--- BEGIN EXTRACT TO READ ---

# r.i.p water dragon



## aie_boa (Nov 7, 2007)

r.i.p mate, had a very small water dragon not too sure on his age but he was really healthy and well fed clean substrates and water all the time, last friday went to work fed him on teh morning and sprayed him come back from work had a bath etc and went to get him out to handle him and lifted his hidout up and he was stiff solid... r.i.p i love you and miss you


----------



## ViRMiN (Aug 6, 2007)

Aww, very sad to hear of your loss. RIP little dragon


----------



## ANT (Nov 11, 2007)

sorry to hear about your loss  R.I.P


----------



## Bexie (Dec 20, 2007)

R.I.P sorry 2 hear about it x


----------



## Iliria (Jan 19, 2007)

r.i.p


----------



## Drummerkid (Sep 24, 2007)

--- END EXTRACT TO READ ---

REQUESTS >>
[1] In the water dragon thread, what did the owner do for the dragon before going to work last Friday?
[2] Write the next part of the water dragon thread, picking up right after its last line.
The rows that follow have nothing to do with the water dragon thread.

--- BEGIN GIVEN INFORMATION ---

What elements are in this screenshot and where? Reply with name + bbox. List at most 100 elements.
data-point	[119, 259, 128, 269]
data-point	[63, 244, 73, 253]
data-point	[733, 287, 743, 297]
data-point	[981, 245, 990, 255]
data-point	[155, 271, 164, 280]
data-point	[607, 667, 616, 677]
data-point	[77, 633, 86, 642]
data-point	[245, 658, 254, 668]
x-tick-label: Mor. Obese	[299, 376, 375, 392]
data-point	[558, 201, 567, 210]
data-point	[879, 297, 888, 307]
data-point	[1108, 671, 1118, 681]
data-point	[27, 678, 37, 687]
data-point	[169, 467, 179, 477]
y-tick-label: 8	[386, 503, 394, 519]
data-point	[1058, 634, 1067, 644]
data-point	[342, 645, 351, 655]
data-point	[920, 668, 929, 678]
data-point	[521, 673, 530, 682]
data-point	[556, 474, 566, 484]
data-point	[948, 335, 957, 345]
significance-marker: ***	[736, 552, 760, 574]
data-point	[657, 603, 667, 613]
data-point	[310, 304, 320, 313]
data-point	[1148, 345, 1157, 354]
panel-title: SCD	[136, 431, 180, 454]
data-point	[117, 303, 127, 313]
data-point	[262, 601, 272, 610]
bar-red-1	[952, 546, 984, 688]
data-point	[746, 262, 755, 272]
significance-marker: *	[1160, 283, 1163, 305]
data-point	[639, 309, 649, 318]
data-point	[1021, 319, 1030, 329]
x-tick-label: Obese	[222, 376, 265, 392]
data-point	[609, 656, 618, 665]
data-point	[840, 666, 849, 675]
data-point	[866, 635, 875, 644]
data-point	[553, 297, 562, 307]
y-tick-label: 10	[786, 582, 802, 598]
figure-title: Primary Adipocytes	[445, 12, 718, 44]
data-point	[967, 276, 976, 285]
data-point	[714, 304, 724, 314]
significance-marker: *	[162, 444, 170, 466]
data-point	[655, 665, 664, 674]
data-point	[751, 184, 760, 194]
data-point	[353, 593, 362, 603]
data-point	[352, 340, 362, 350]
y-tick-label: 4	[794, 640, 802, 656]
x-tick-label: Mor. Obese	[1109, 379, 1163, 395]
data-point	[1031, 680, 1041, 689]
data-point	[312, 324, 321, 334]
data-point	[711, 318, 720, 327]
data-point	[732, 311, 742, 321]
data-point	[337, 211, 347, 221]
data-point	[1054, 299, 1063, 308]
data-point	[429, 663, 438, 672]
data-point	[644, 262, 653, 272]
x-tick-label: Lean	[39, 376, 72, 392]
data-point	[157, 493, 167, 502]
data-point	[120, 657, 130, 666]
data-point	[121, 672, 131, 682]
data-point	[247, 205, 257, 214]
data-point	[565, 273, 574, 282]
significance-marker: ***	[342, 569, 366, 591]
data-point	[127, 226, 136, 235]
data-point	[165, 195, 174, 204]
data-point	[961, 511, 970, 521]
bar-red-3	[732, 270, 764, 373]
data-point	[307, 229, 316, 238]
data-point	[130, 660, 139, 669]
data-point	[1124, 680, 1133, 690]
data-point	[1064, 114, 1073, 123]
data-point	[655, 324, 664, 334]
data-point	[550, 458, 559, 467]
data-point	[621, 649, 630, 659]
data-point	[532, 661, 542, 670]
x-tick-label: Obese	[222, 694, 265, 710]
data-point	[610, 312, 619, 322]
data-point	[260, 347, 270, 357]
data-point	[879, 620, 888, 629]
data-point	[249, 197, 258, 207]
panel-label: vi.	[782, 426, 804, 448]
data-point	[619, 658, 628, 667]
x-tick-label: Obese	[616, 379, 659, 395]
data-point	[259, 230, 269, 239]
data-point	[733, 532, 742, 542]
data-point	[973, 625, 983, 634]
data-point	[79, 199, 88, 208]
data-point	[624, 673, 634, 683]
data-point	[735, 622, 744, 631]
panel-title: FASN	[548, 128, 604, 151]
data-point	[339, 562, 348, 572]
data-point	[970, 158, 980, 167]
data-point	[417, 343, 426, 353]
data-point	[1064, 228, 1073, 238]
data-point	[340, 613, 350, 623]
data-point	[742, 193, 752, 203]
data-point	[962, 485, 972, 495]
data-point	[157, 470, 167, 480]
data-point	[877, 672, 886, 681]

--- END GIVEN INFORMATION ---

EXERCISE RESPONSES >>
[1] The owner fed him in the morning and sprayed him.

[2]
Rest In Peace Little Guy


----------



## aie_boa (Nov 7, 2007)

thanks guys


----------



## ViRMiN (Aug 6, 2007)

Hope you're all okay....


----------



## rob-stl-07 (Jun 3, 2007)

R.i.p


----------



## aie_boa (Nov 7, 2007)

yeah im a bit better now that christmas is over and done with


----------



## kelly (Mar 3, 2006)

so sorry  R.I.P little one xx


----------



## mleadley (Oct 1, 2007)

Sorry to hear that !!!


----------



## cupcake.1978 (Aug 14, 2007)

R.I.P. Water dragon.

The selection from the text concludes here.